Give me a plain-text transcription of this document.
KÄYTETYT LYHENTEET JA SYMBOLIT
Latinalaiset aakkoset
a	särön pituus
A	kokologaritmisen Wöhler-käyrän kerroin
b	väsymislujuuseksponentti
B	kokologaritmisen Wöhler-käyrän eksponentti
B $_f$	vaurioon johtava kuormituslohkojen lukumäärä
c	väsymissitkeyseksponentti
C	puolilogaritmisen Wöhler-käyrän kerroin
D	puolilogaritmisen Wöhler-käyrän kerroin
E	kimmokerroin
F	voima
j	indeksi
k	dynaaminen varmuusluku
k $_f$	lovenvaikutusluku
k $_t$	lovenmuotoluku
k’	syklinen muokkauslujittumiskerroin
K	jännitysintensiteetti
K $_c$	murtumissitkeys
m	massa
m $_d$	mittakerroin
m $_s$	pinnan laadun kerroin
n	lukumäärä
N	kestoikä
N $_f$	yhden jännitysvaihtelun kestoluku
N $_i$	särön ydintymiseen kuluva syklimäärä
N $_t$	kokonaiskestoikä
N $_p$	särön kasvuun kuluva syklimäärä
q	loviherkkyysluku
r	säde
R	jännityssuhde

-------

Problem details -> Work out how many lines of the listing above include the word "lukumäärä". Reply with nothing but the count.

Task answer -> 2